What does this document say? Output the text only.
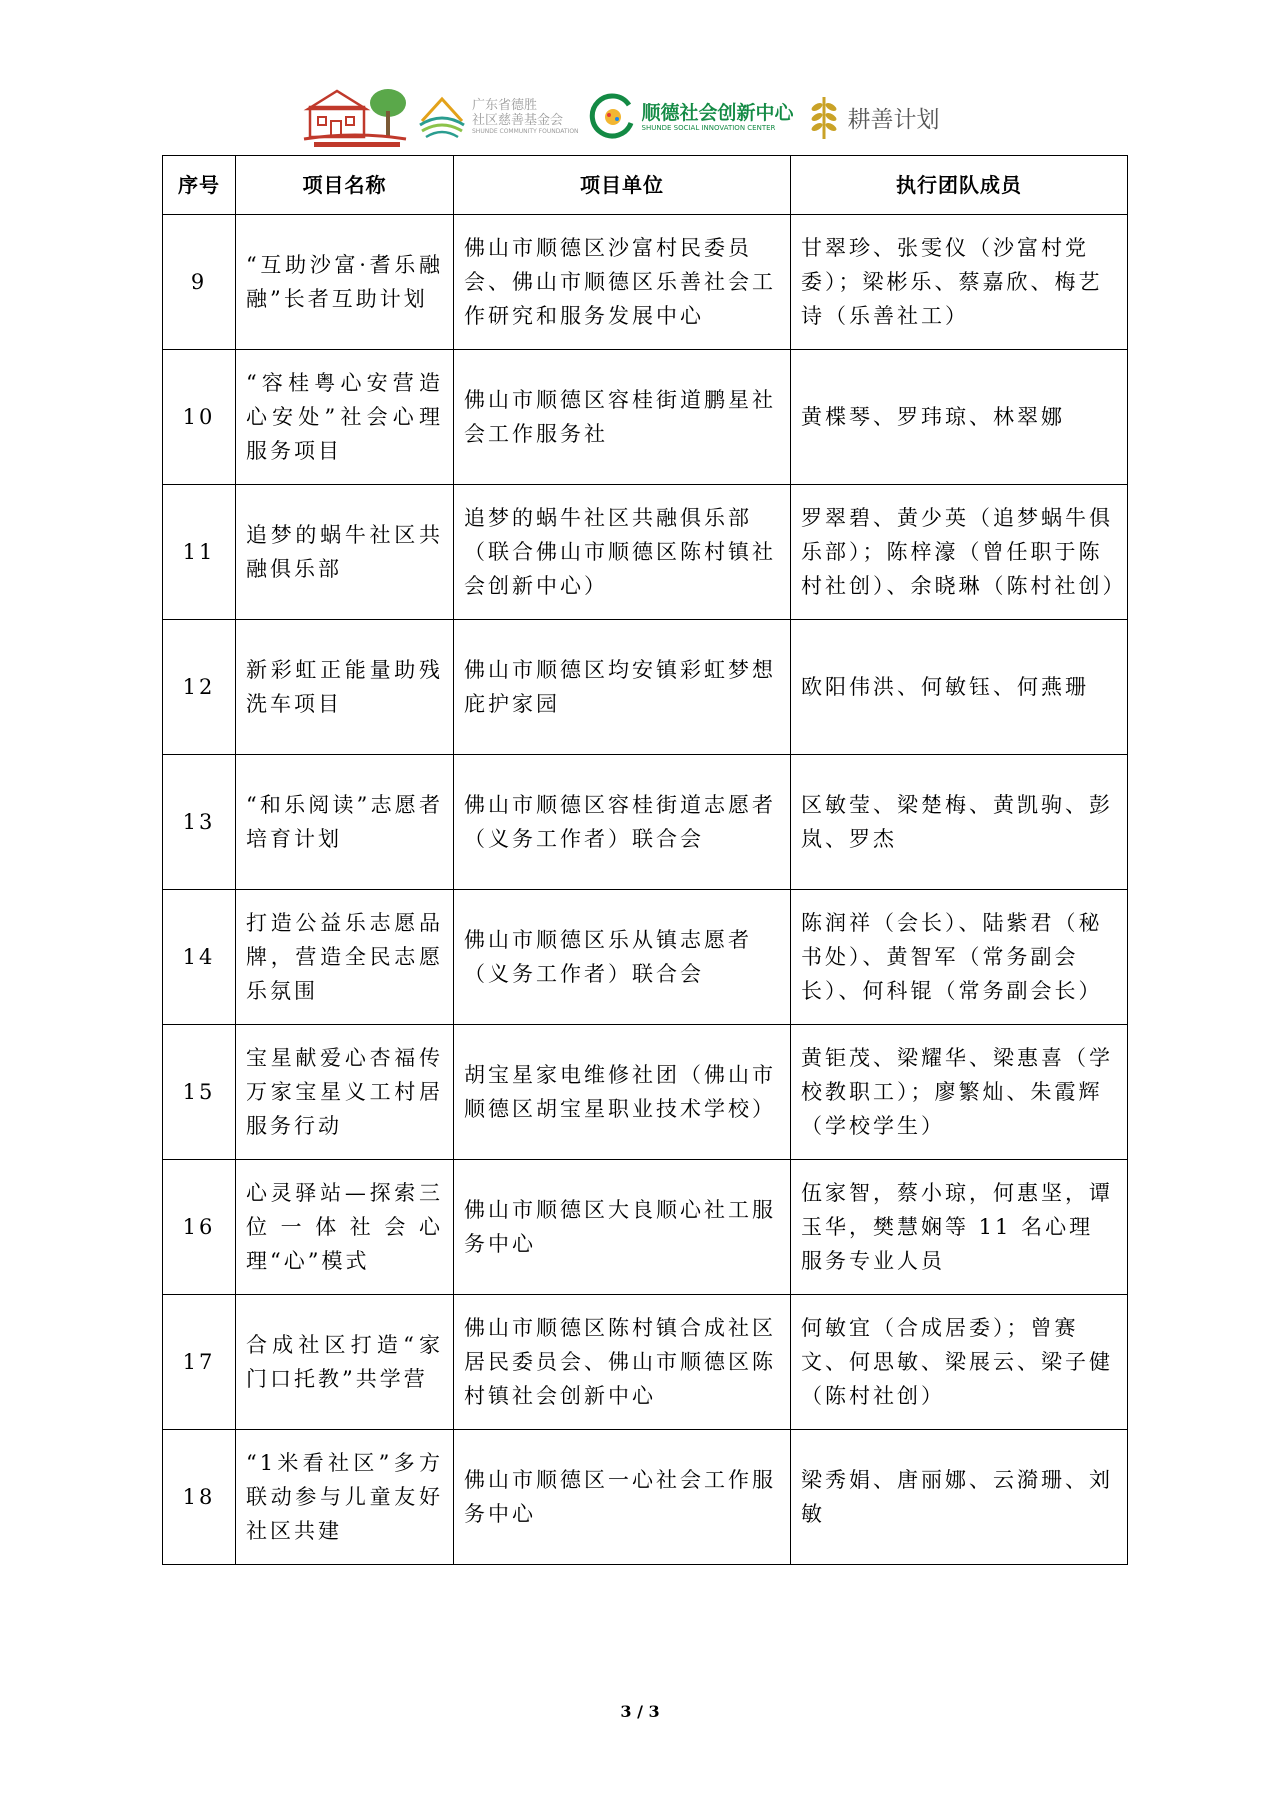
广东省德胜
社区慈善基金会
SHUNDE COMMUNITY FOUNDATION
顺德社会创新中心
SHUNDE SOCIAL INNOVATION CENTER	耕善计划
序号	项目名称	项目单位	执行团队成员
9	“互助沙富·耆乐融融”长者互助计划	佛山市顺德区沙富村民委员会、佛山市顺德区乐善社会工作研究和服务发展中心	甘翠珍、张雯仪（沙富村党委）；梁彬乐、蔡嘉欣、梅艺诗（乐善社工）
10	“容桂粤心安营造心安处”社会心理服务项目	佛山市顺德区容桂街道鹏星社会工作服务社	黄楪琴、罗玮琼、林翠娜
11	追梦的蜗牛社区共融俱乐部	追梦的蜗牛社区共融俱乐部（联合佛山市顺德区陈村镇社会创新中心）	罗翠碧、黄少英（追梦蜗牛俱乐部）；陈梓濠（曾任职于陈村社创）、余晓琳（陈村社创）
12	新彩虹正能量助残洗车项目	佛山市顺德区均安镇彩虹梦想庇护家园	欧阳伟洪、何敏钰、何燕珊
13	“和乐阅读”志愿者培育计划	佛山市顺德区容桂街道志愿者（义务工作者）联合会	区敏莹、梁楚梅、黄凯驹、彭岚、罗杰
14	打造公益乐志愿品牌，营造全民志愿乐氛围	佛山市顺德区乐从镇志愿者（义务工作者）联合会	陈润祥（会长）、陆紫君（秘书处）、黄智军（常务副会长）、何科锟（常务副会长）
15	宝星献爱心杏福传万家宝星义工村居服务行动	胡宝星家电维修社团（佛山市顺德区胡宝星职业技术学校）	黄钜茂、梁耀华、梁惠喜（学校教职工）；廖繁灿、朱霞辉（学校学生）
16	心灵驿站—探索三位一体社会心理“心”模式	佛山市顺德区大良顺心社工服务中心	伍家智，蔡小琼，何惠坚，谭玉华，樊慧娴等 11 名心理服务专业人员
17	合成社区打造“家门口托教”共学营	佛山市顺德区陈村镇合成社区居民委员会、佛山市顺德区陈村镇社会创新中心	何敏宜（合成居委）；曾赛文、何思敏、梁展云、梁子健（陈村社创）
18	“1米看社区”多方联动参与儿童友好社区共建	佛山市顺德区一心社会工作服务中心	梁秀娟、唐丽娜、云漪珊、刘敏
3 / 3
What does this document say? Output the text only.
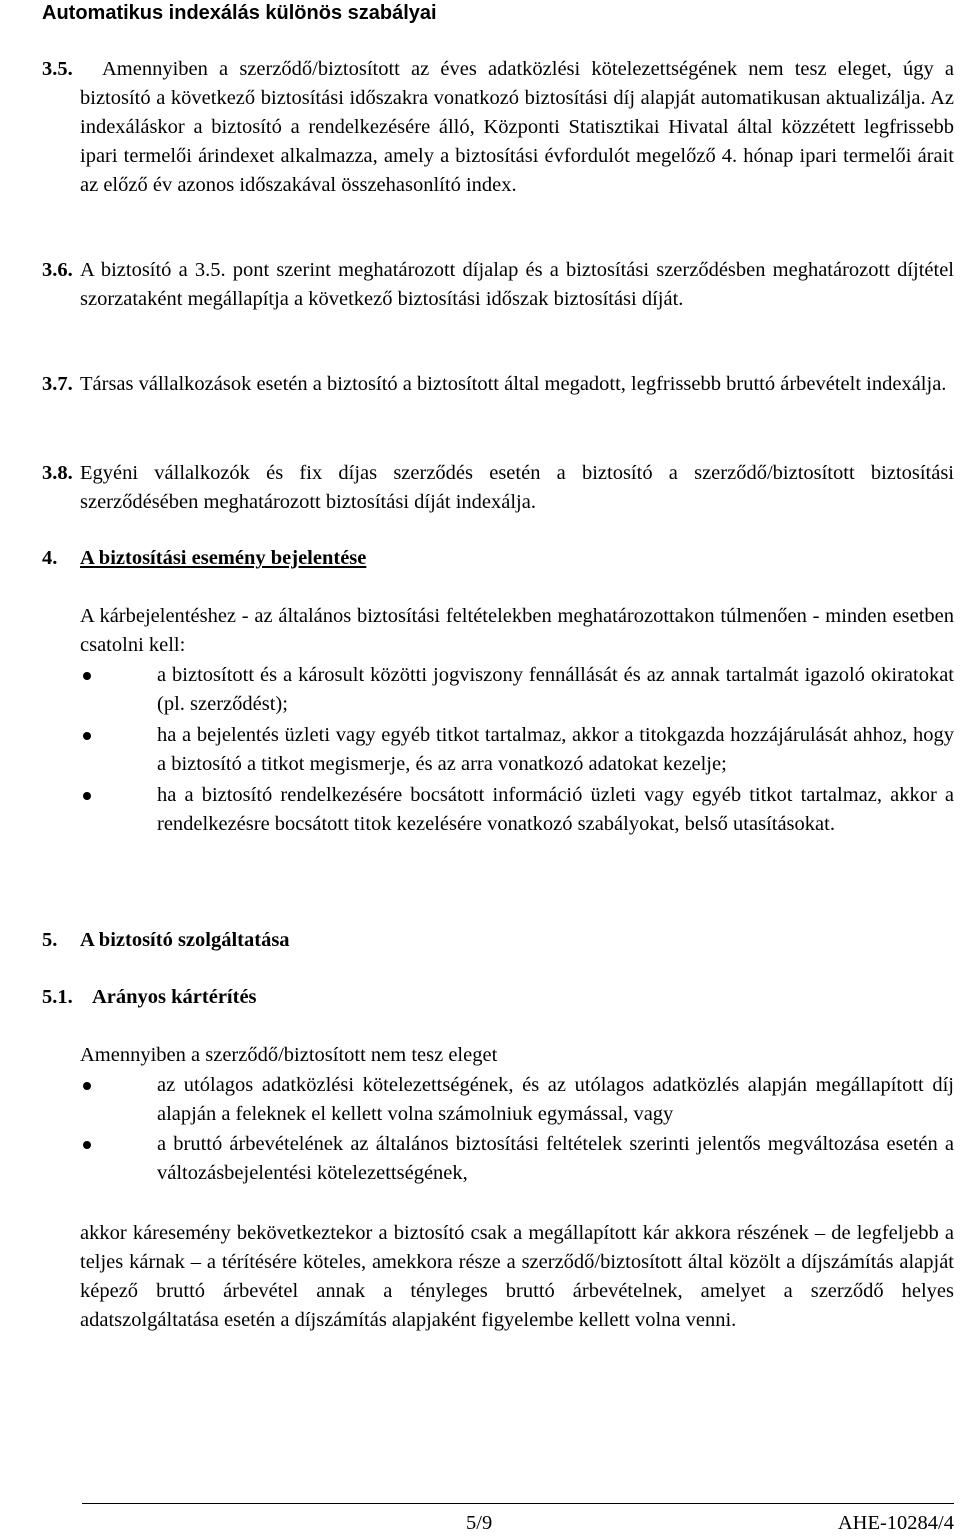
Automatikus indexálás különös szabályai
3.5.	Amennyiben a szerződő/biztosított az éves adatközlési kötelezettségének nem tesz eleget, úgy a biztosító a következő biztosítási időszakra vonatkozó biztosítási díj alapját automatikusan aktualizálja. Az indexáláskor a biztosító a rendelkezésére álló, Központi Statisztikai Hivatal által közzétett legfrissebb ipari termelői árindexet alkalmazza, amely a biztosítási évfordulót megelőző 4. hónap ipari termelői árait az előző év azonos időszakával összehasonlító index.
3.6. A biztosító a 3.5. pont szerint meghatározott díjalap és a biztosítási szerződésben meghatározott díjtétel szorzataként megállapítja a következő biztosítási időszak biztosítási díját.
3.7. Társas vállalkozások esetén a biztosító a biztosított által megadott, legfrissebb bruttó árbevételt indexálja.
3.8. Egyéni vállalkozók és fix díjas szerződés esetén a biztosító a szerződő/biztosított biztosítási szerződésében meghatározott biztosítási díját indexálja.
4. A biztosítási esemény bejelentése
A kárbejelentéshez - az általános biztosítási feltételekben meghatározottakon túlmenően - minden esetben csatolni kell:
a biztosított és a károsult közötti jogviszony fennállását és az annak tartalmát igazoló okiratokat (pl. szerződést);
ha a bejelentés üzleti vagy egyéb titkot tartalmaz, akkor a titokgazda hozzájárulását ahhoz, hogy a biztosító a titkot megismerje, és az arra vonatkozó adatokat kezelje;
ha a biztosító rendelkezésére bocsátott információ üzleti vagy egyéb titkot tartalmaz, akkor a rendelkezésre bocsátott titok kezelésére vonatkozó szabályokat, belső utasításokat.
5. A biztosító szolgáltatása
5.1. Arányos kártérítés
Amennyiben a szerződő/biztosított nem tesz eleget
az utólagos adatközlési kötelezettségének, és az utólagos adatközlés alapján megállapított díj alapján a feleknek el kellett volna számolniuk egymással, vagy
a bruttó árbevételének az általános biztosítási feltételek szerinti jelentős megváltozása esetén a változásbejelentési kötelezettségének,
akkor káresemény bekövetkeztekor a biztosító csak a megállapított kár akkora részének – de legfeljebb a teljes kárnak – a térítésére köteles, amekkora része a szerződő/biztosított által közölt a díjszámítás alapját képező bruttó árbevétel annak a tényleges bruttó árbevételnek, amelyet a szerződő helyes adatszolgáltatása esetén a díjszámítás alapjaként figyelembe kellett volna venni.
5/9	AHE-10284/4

- [Short problem]: Identify each line of the material where the word "legfrissebb" shows up, and copy it.

- [Solution to the exercise]:
3.5.	Amennyiben a szerződő/biztosított az éves adatközlési kötelezettségének nem tesz eleget, úgy a biztosító a következő biztosítási időszakra vonatkozó biztosítási díj alapját automatikusan aktualizálja. Az indexáláskor a biztosító a rendelkezésére álló, Központi Statisztikai Hivatal által közzétett legfrissebb ipari termelői árindexet alkalmazza, amely a biztosítási évfordulót megelőző 4. hónap ipari termelői árait az előző év azonos időszakával összehasonlító index.
3.7. Társas vállalkozások esetén a biztosító a biztosított által megadott, legfrissebb bruttó árbevételt indexálja.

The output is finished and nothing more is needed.